* [Data lines]
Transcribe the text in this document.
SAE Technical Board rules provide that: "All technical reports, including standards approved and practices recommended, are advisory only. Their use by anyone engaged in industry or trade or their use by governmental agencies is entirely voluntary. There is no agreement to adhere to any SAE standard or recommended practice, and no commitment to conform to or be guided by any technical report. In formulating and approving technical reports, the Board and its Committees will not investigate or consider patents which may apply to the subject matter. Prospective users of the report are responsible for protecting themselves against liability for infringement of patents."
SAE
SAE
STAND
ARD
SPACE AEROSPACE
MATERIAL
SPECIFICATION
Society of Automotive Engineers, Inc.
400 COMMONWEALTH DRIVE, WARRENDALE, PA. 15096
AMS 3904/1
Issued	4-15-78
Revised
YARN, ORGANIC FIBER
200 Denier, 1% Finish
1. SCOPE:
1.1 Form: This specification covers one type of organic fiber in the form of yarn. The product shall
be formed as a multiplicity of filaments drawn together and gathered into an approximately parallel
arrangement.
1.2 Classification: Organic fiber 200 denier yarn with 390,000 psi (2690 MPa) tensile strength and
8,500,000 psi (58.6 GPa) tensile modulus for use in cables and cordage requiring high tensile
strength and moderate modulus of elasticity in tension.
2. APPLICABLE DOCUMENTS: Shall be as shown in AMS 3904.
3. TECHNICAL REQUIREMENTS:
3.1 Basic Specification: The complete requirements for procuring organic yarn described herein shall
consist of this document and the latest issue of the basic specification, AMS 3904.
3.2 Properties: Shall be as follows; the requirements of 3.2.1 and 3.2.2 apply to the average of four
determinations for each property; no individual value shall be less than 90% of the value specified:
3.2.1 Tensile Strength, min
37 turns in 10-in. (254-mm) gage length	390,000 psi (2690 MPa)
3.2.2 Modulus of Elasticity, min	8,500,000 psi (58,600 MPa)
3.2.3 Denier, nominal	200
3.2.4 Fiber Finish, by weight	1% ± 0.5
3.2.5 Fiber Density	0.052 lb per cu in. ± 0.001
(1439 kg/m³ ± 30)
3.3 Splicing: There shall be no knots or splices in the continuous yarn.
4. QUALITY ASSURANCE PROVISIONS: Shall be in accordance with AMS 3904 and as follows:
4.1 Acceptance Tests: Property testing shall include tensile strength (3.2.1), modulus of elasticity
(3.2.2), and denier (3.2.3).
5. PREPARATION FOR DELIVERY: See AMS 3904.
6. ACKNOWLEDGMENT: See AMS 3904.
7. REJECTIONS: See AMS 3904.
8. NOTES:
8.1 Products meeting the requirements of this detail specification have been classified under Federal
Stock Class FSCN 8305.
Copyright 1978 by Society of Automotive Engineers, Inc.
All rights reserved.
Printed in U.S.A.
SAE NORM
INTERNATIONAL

* [Problem]
Search the records for the word "follows", then list every line that has it.

* [Written response]
3.2 Properties: Shall be as follows; the requirements of 3.2.1 and 3.2.2 apply to the average of four
4. QUALITY ASSURANCE PROVISIONS: Shall be in accordance with AMS 3904 and as follows:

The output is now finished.